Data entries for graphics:
▬▬▬▬▬▬▬▬▬▬

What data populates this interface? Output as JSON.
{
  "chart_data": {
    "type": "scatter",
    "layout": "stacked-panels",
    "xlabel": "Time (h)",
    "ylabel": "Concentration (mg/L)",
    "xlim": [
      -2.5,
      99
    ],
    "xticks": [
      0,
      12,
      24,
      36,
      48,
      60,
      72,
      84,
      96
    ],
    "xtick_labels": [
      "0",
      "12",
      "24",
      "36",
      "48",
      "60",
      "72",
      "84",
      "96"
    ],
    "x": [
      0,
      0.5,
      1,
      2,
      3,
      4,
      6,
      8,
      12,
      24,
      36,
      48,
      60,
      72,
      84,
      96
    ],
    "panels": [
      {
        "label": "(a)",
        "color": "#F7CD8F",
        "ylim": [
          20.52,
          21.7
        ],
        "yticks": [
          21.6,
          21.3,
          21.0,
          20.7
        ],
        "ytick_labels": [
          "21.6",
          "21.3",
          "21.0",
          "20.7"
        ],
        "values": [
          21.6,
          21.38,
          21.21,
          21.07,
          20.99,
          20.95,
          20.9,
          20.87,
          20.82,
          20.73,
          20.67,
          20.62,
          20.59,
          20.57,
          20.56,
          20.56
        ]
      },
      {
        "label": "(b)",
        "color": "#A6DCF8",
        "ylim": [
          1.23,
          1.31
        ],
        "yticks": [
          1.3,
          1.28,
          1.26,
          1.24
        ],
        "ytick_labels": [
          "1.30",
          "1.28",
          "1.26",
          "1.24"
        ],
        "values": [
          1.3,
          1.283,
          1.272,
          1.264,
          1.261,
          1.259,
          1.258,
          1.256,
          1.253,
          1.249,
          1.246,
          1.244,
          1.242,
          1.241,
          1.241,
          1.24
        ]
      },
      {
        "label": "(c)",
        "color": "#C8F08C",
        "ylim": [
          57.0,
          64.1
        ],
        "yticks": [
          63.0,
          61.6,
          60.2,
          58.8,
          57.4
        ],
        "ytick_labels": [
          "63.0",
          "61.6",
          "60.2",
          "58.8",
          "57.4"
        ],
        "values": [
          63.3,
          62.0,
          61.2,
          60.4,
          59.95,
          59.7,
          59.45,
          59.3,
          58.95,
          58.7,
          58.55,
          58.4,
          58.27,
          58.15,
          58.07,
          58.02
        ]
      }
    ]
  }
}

▬▬▬▬▬▬▬▬▬▬

Repeat the material above in full, exactly as it stands.

### Answer to this task
What data populates this interface? Output as JSON.
{
  "chart_data": {
    "type": "scatter",
    "layout": "stacked-panels",
    "xlabel": "Time (h)",
    "ylabel": "Concentration (mg/L)",
    "xlim": [
      -2.5,
      99
    ],
    "xticks": [
      0,
      12,
      24,
      36,
      48,
      60,
      72,
      84,
      96
    ],
    "xtick_labels": [
      "0",
      "12",
      "24",
      "36",
      "48",
      "60",
      "72",
      "84",
      "96"
    ],
    "x": [
      0,
      0.5,
      1,
      2,
      3,
      4,
      6,
      8,
      12,
      24,
      36,
      48,
      60,
      72,
      84,
      96
    ],
    "panels": [
      {
        "label": "(a)",
        "color": "#F7CD8F",
        "ylim": [
          20.52,
          21.7
        ],
        "yticks": [
          21.6,
          21.3,
          21.0,
          20.7
        ],
        "ytick_labels": [
          "21.6",
          "21.3",
          "21.0",
          "20.7"
        ],
        "values": [
          21.6,
          21.38,
          21.21,
          21.07,
          20.99,
          20.95,
          20.9,
          20.87,
          20.82,
          20.73,
          20.67,
          20.62,
          20.59,
          20.57,
          20.56,
          20.56
        ]
      },
      {
        "label": "(b)",
        "color": "#A6DCF8",
        "ylim": [
          1.23,
          1.31
        ],
        "yticks": [
          1.3,
          1.28,
          1.26,
          1.24
        ],
        "ytick_labels": [
          "1.30",
          "1.28",
          "1.26",
          "1.24"
        ],
        "values": [
          1.3,
          1.283,
          1.272,
          1.264,
          1.261,
          1.259,
          1.258,
          1.256,
          1.253,
          1.249,
          1.246,
          1.244,
          1.242,
          1.241,
          1.241,
          1.24
        ]
      },
      {
        "label": "(c)",
        "color": "#C8F08C",
        "ylim": [
          57.0,
          64.1
        ],
        "yticks": [
          63.0,
          61.6,
          60.2,
          58.8,
          57.4
        ],
        "ytick_labels": [
          "63.0",
          "61.6",
          "60.2",
          "58.8",
          "57.4"
        ],
        "values": [
          63.3,
          62.0,
          61.2,
          60.4,
          59.95,
          59.7,
          59.45,
          59.3,
          58.95,
          58.7,
          58.55,
          58.4,
          58.27,
          58.15,
          58.07,
          58.02
        ]
      }
    ]
  }
}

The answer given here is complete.